▸ DIRECTION
Transcribe each entry below exactly. Pictures do not go in the copy.
----
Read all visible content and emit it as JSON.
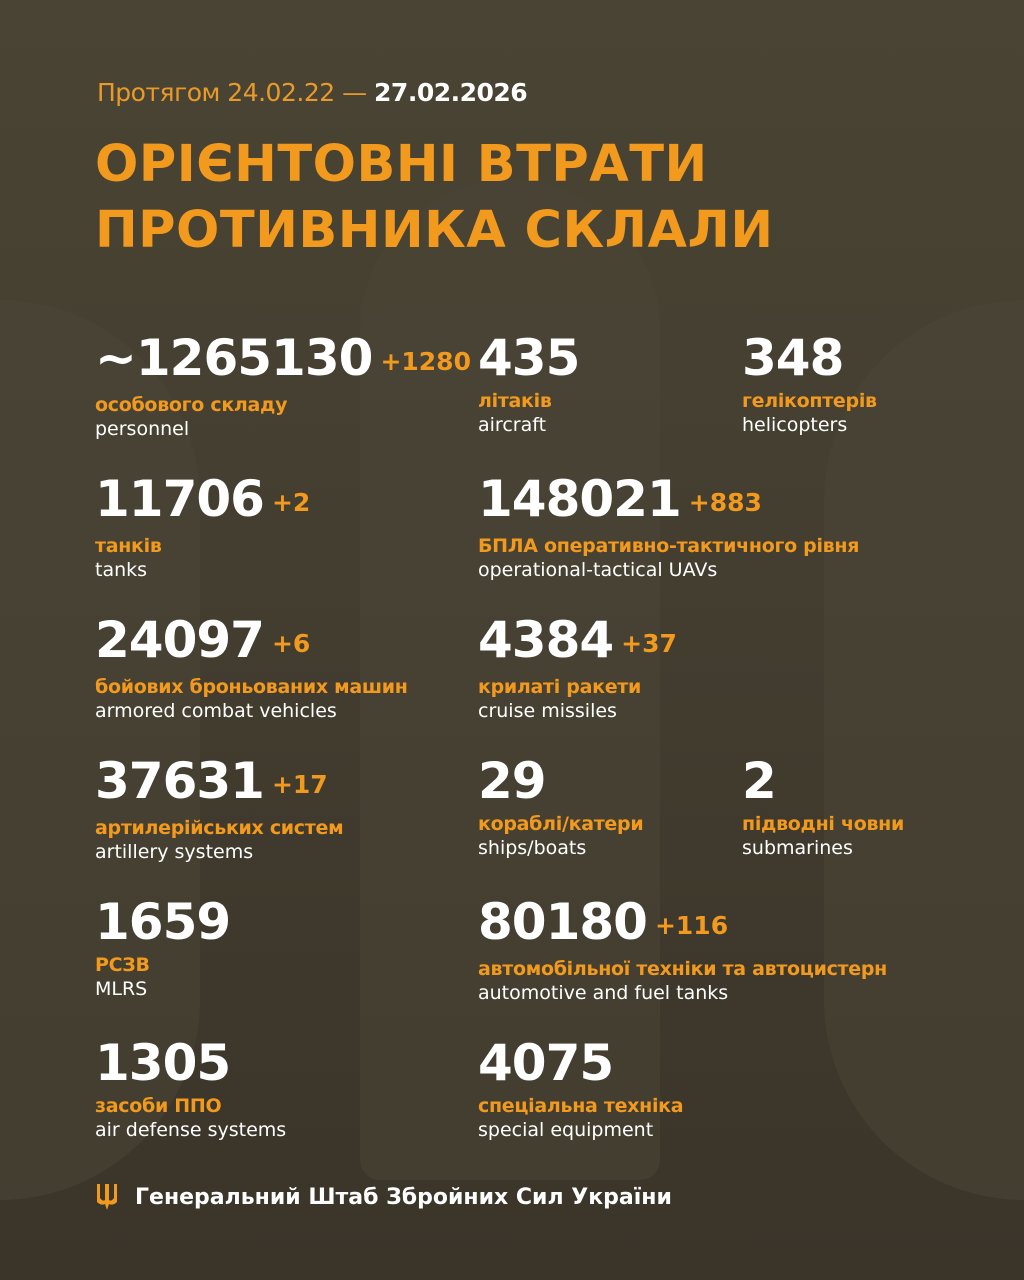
{
  "header": {
    "period_prefix": "Протягом 24.02.22 —",
    "period_end": "27.02.2026",
    "title_line1": "ОРІЄНТОВНІ ВТРАТИ",
    "title_line2": "ПРОТИВНИКА СКЛАЛИ"
  },
  "colors": {
    "accent": "#f29a1e",
    "background": "#433d30",
    "text": "#ffffff"
  },
  "stats": [
    {
      "value": "~1265130",
      "delta": "+1280",
      "ua": "особового складу",
      "en": "personnel"
    },
    {
      "value": "435",
      "delta": "",
      "ua": "літаків",
      "en": "aircraft"
    },
    {
      "value": "348",
      "delta": "",
      "ua": "гелікоптерів",
      "en": "helicopters"
    },
    {
      "value": "11706",
      "delta": "+2",
      "ua": "танків",
      "en": "tanks"
    },
    {
      "value": "148021",
      "delta": "+883",
      "ua": "БПЛА оперативно-тактичного рівня",
      "en": "operational-tactical UAVs"
    },
    {
      "value": "24097",
      "delta": "+6",
      "ua": "бойових броньованих машин",
      "en": "armored combat vehicles"
    },
    {
      "value": "4384",
      "delta": "+37",
      "ua": "крилаті ракети",
      "en": "cruise missiles"
    },
    {
      "value": "37631",
      "delta": "+17",
      "ua": "артилерійських систем",
      "en": "artillery systems"
    },
    {
      "value": "29",
      "delta": "",
      "ua": "кораблі/катери",
      "en": "ships/boats"
    },
    {
      "value": "2",
      "delta": "",
      "ua": "підводні човни",
      "en": "submarines"
    },
    {
      "value": "1659",
      "delta": "",
      "ua": "РСЗВ",
      "en": "MLRS"
    },
    {
      "value": "80180",
      "delta": "+116",
      "ua": "автомобільної техніки та автоцистерн",
      "en": "automotive and fuel tanks"
    },
    {
      "value": "1305",
      "delta": "",
      "ua": "засоби ППО",
      "en": "air defense systems"
    },
    {
      "value": "4075",
      "delta": "",
      "ua": "спеціальна техніка",
      "en": "special equipment"
    }
  ],
  "footer": {
    "icon": "trident-icon",
    "text": "Генеральний Штаб Збройних Сил України"
  }
}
----
▸ COMPLETED EXERCISE
Read all visible content and emit it as JSON.
{
  "header": {
    "period_prefix": "Протягом 24.02.22 —",
    "period_end": "27.02.2026",
    "title_line1": "ОРІЄНТОВНІ ВТРАТИ",
    "title_line2": "ПРОТИВНИКА СКЛАЛИ"
  },
  "colors": {
    "accent": "#f29a1e",
    "background": "#433d30",
    "text": "#ffffff"
  },
  "stats": [
    {
      "value": "~1265130",
      "delta": "+1280",
      "ua": "особового складу",
      "en": "personnel"
    },
    {
      "value": "435",
      "delta": "",
      "ua": "літаків",
      "en": "aircraft"
    },
    {
      "value": "348",
      "delta": "",
      "ua": "гелікоптерів",
      "en": "helicopters"
    },
    {
      "value": "11706",
      "delta": "+2",
      "ua": "танків",
      "en": "tanks"
    },
    {
      "value": "148021",
      "delta": "+883",
      "ua": "БПЛА оперативно-тактичного рівня",
      "en": "operational-tactical UAVs"
    },
    {
      "value": "24097",
      "delta": "+6",
      "ua": "бойових броньованих машин",
      "en": "armored combat vehicles"
    },
    {
      "value": "4384",
      "delta": "+37",
      "ua": "крилаті ракети",
      "en": "cruise missiles"
    },
    {
      "value": "37631",
      "delta": "+17",
      "ua": "артилерійських систем",
      "en": "artillery systems"
    },
    {
      "value": "29",
      "delta": "",
      "ua": "кораблі/катери",
      "en": "ships/boats"
    },
    {
      "value": "2",
      "delta": "",
      "ua": "підводні човни",
      "en": "submarines"
    },
    {
      "value": "1659",
      "delta": "",
      "ua": "РСЗВ",
      "en": "MLRS"
    },
    {
      "value": "80180",
      "delta": "+116",
      "ua": "автомобільної техніки та автоцистерн",
      "en": "automotive and fuel tanks"
    },
    {
      "value": "1305",
      "delta": "",
      "ua": "засоби ППО",
      "en": "air defense systems"
    },
    {
      "value": "4075",
      "delta": "",
      "ua": "спеціальна техніка",
      "en": "special equipment"
    }
  ],
  "footer": {
    "icon": "trident-icon",
    "text": "Генеральний Штаб Збройних Сил України"
  }
}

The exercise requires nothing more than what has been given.